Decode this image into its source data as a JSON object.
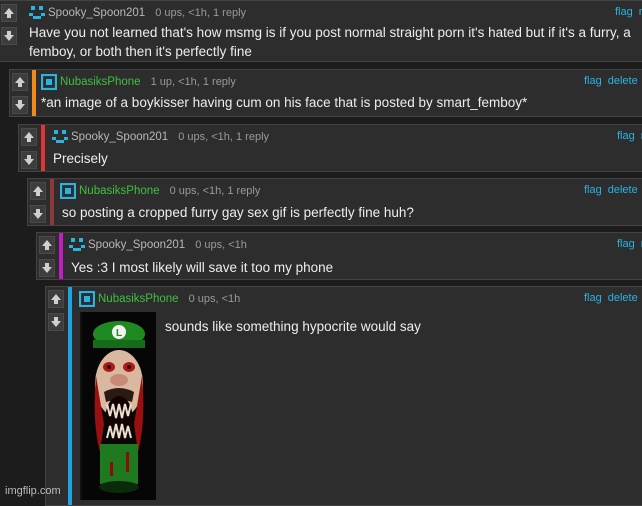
{
  "colors": {
    "link": "#2ab4e2",
    "bar_orange": "#f08a1c",
    "bar_red": "#e03535",
    "bar_maroon": "#8b3a3a",
    "bar_magenta": "#c01fc0",
    "bar_blue": "#1fa3e0",
    "spooky_name": "#b8b8b8",
    "nubasik_name": "#3ec13e"
  },
  "comments": [
    {
      "user": "Spooky_Spoon201",
      "meta": "0 ups, <1h, 1 reply",
      "actions": [
        "flag",
        "r"
      ],
      "text": "Have you not learned that's how msmg is if you post normal straight porn it's hated but if it's a furry, a femboy, or both then it's perfectly fine",
      "avatar_icon": "spooky-face-icon"
    },
    {
      "user": "NubasiksPhone",
      "meta": "1 up, <1h, 1 reply",
      "actions": [
        "flag",
        "delete",
        "r"
      ],
      "text": "*an image of a boykisser having cum on his face that is posted by smart_femboy*",
      "avatar_icon": "blue-square-icon"
    },
    {
      "user": "Spooky_Spoon201",
      "meta": "0 ups, <1h, 1 reply",
      "actions": [
        "flag",
        "r"
      ],
      "text": "Precisely",
      "avatar_icon": "spooky-face-icon"
    },
    {
      "user": "NubasiksPhone",
      "meta": "0 ups, <1h, 1 reply",
      "actions": [
        "flag",
        "delete",
        "r"
      ],
      "text": "so posting a cropped furry gay sex gif is perfectly fine huh?",
      "avatar_icon": "blue-square-icon"
    },
    {
      "user": "Spooky_Spoon201",
      "meta": "0 ups, <1h",
      "actions": [
        "flag",
        "r"
      ],
      "text": "Yes :3 I most likely will save it too my phone",
      "avatar_icon": "spooky-face-icon"
    },
    {
      "user": "NubasiksPhone",
      "meta": "0 ups, <1h",
      "actions": [
        "flag",
        "delete",
        "r"
      ],
      "text": "sounds like something hypocrite would say",
      "avatar_icon": "blue-square-icon"
    }
  ],
  "watermark": "imgflip.com"
}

▶ **Short task**
Identify each line in the entries with the word "fine" and copy it.

▶ **Output**
      "text": "Have you not learned that's how msmg is if you post normal straight porn it's hated but if it's a furry, a femboy, or both then it's perfectly fine",
      "text": "so posting a cropped furry gay sex gif is perfectly fine huh?",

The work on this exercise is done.